- Given problem
Copy every line, leaving nothing out and adding nothing.
─── Supplied records
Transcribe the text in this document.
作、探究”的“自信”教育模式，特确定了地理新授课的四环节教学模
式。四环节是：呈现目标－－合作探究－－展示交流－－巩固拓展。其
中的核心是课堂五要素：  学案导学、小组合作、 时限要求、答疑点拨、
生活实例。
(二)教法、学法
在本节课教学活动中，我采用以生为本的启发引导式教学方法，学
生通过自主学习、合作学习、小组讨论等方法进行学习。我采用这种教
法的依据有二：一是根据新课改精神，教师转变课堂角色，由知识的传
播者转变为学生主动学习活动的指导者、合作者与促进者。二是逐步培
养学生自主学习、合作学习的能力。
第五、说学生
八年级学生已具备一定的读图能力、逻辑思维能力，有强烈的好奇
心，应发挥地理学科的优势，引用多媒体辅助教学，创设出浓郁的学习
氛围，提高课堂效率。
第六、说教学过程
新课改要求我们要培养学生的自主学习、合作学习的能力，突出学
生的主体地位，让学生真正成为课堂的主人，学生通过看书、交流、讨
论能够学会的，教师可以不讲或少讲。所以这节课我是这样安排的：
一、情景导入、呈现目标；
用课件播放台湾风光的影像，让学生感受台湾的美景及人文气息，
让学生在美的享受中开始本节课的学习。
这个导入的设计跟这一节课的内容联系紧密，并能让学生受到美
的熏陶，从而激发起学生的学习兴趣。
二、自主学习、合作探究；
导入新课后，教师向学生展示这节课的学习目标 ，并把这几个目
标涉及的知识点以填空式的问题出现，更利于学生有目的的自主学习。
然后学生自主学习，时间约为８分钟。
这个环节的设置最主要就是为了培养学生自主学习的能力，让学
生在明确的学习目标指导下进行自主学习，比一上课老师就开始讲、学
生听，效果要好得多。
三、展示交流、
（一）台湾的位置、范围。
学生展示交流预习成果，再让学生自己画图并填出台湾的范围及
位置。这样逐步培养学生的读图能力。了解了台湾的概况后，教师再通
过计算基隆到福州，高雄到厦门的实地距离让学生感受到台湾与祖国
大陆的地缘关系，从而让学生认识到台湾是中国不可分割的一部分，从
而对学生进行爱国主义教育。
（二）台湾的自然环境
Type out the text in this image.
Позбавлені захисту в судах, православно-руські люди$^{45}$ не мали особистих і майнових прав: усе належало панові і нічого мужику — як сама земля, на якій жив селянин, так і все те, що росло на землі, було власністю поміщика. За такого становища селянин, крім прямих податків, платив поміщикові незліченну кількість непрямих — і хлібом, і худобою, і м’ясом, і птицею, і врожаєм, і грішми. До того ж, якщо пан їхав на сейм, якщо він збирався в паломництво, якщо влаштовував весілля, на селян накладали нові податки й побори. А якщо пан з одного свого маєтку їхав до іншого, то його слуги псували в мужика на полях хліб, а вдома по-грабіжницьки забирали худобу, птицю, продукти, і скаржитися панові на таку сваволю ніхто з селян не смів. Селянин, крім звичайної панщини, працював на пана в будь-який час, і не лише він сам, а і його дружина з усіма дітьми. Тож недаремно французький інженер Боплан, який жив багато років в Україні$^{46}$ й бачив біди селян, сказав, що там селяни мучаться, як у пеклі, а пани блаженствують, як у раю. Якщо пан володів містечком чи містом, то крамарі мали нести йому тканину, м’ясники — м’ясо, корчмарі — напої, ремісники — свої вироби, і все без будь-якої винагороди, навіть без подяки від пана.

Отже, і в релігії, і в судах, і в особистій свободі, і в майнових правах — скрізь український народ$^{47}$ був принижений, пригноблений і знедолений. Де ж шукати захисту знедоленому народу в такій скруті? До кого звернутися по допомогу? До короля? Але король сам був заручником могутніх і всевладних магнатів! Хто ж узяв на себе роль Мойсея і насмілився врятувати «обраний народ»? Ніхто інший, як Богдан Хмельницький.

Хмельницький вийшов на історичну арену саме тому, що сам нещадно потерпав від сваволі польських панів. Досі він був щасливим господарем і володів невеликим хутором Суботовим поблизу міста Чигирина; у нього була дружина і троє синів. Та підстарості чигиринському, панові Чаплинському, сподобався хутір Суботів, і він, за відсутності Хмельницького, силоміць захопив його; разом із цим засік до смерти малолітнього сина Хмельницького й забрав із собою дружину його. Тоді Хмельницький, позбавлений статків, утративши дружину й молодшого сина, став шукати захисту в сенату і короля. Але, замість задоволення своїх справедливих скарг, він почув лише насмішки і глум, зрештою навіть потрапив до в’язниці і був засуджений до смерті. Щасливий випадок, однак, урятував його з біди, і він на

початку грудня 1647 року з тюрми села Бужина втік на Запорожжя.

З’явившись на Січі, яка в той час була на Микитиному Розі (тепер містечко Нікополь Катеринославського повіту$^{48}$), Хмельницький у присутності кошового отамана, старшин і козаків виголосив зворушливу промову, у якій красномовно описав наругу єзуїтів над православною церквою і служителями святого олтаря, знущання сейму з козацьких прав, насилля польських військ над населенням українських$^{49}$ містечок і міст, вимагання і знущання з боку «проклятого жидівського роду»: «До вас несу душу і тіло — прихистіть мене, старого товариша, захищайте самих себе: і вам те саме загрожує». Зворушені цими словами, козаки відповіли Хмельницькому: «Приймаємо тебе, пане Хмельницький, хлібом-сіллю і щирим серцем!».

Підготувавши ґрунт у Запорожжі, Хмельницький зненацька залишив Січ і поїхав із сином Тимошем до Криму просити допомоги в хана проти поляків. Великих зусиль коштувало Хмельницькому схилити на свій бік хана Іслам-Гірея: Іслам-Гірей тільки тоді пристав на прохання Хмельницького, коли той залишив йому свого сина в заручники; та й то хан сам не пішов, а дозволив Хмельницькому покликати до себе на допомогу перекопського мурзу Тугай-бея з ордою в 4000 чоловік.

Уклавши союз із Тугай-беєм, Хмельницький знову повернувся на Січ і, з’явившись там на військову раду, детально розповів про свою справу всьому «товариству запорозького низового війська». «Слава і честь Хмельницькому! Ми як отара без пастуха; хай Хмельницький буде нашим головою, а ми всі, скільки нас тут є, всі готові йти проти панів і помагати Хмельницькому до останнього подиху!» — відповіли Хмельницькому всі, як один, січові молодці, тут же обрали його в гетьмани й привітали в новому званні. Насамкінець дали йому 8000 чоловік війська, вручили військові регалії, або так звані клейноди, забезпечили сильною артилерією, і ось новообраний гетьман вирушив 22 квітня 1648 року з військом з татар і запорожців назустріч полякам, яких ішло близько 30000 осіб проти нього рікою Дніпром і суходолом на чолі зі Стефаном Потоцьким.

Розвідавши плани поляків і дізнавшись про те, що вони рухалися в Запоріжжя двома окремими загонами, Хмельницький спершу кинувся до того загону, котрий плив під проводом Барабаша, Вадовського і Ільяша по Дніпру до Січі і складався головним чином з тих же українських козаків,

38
──────
- Response to this exercise
Transcribe the text in this document.
作、探究”的“自信”教育模式，特确定了地理新授课的四环节教学模
式。四环节是：呈现目标－－合作探究－－展示交流－－巩固拓展。其
中的核心是课堂五要素：  学案导学、小组合作、 时限要求、答疑点拨、
生活实例。
(二)教法、学法
在本节课教学活动中，我采用以生为本的启发引导式教学方法，学
生通过自主学习、合作学习、小组讨论等方法进行学习。我采用这种教
法的依据有二：一是根据新课改精神，教师转变课堂角色，由知识的传
播者转变为学生主动学习活动的指导者、合作者与促进者。二是逐步培
养学生自主学习、合作学习的能力。
第五、说学生
八年级学生已具备一定的读图能力、逻辑思维能力，有强烈的好奇
心，应发挥地理学科的优势，引用多媒体辅助教学，创设出浓郁的学习
氛围，提高课堂效率。
第六、说教学过程
新课改要求我们要培养学生的自主学习、合作学习的能力，突出学
生的主体地位，让学生真正成为课堂的主人，学生通过看书、交流、讨
论能够学会的，教师可以不讲或少讲。所以这节课我是这样安排的：
一、情景导入、呈现目标；
用课件播放台湾风光的影像，让学生感受台湾的美景及人文气息，
让学生在美的享受中开始本节课的学习。
这个导入的设计跟这一节课的内容联系紧密，并能让学生受到美
的熏陶，从而激发起学生的学习兴趣。
二、自主学习、合作探究；
导入新课后，教师向学生展示这节课的学习目标 ，并把这几个目
标涉及的知识点以填空式的问题出现，更利于学生有目的的自主学习。
然后学生自主学习，时间约为８分钟。
这个环节的设置最主要就是为了培养学生自主学习的能力，让学
生在明确的学习目标指导下进行自主学习，比一上课老师就开始讲、学
生听，效果要好得多。
三、展示交流、
（一）台湾的位置、范围。
学生展示交流预习成果，再让学生自己画图并填出台湾的范围及
位置。这样逐步培养学生的读图能力。了解了台湾的概况后，教师再通
过计算基隆到福州，高雄到厦门的实地距离让学生感受到台湾与祖国
大陆的地缘关系，从而让学生认识到台湾是中国不可分割的一部分，从
而对学生进行爱国主义教育。
（二）台湾的自然环境
Type out the text in this image.
Позбавлені захисту в судах, православно-руські люди$^{45}$ не мали особистих і майнових прав: усе належало панові і нічого мужику — як сама земля, на якій жив селянин, так і все те, що росло на землі, було власністю поміщика. За такого становища селянин, крім прямих податків, платив поміщикові незліченну кількість непрямих — і хлібом, і худобою, і м’ясом, і птицею, і врожаєм, і грішми. До того ж, якщо пан їхав на сейм, якщо він збирався в паломництво, якщо влаштовував весілля, на селян накладали нові податки й побори. А якщо пан з одного свого маєтку їхав до іншого, то його слуги псували в мужика на полях хліб, а вдома по-грабіжницьки забирали худобу, птицю, продукти, і скаржитися панові на таку сваволю ніхто з селян не смів. Селянин, крім звичайної панщини, працював на пана в будь-який час, і не лише він сам, а і його дружина з усіма дітьми. Тож недаремно французький інженер Боплан, який жив багато років в Україні$^{46}$ й бачив біди селян, сказав, що там селяни мучаться, як у пеклі, а пани блаженствують, як у раю. Якщо пан володів містечком чи містом, то крамарі мали нести йому тканину, м’ясники — м’ясо, корчмарі — напої, ремісники — свої вироби, і все без будь-якої винагороди, навіть без подяки від пана.

Отже, і в релігії, і в судах, і в особистій свободі, і в майнових правах — скрізь український народ$^{47}$ був принижений, пригноблений і знедолений. Де ж шукати захисту знедоленому народу в такій скруті? До кого звернутися по допомогу? До короля? Але король сам був заручником могутніх і всевладних магнатів! Хто ж узяв на себе роль Мойсея і насмілився врятувати «обраний народ»? Ніхто інший, як Богдан Хмельницький.

Хмельницький вийшов на історичну арену саме тому, що сам нещадно потерпав від сваволі польських панів. Досі він був щасливим господарем і володів невеликим хутором Суботовим поблизу міста Чигирина; у нього була дружина і троє синів. Та підстарості чигиринському, панові Чаплинському, сподобався хутір Суботів, і він, за відсутності Хмельницького, силоміць захопив його; разом із цим засік до смерти малолітнього сина Хмельницького й забрав із собою дружину його. Тоді Хмельницький, позбавлений статків, утративши дружину й молодшого сина, став шукати захисту в сенату і короля. Але, замість задоволення своїх справедливих скарг, він почув лише насмішки і глум, зрештою навіть потрапив до в’язниці і був засуджений до смерті. Щасливий випадок, однак, урятував його з біди, і він на

початку грудня 1647 року з тюрми села Бужина втік на Запорожжя.

З’явившись на Січі, яка в той час була на Микитиному Розі (тепер містечко Нікополь Катеринославського повіту$^{48}$), Хмельницький у присутності кошового отамана, старшин і козаків виголосив зворушливу промову, у якій красномовно описав наругу єзуїтів над православною церквою і служителями святого олтаря, знущання сейму з козацьких прав, насилля польських військ над населенням українських$^{49}$ містечок і міст, вимагання і знущання з боку «проклятого жидівського роду»: «До вас несу душу і тіло — прихистіть мене, старого товариша, захищайте самих себе: і вам те саме загрожує». Зворушені цими словами, козаки відповіли Хмельницькому: «Приймаємо тебе, пане Хмельницький, хлібом-сіллю і щирим серцем!».

Підготувавши ґрунт у Запорожжі, Хмельницький зненацька залишив Січ і поїхав із сином Тимошем до Криму просити допомоги в хана проти поляків. Великих зусиль коштувало Хмельницькому схилити на свій бік хана Іслам-Гірея: Іслам-Гірей тільки тоді пристав на прохання Хмельницького, коли той залишив йому свого сина в заручники; та й то хан сам не пішов, а дозволив Хмельницькому покликати до себе на допомогу перекопського мурзу Тугай-бея з ордою в 4000 чоловік.

Уклавши союз із Тугай-беєм, Хмельницький знову повернувся на Січ і, з’явившись там на військову раду, детально розповів про свою справу всьому «товариству запорозького низового війська». «Слава і честь Хмельницькому! Ми як отара без пастуха; хай Хмельницький буде нашим головою, а ми всі, скільки нас тут є, всі готові йти проти панів і помагати Хмельницькому до останнього подиху!» — відповіли Хмельницькому всі, як один, січові молодці, тут же обрали його в гетьмани й привітали в новому званні. Насамкінець дали йому 8000 чоловік війська, вручили військові регалії, або так звані клейноди, забезпечили сильною артилерією, і ось новообраний гетьман вирушив 22 квітня 1648 року з військом з татар і запорожців назустріч полякам, яких ішло близько 30000 осіб проти нього рікою Дніпром і суходолом на чолі зі Стефаном Потоцьким.

Розвідавши плани поляків і дізнавшись про те, що вони рухалися в Запоріжжя двома окремими загонами, Хмельницький спершу кинувся до того загону, котрий плив під проводом Барабаша, Вадовського і Ільяша по Дніпру до Січі і складався головним чином з тих же українських козаків,

38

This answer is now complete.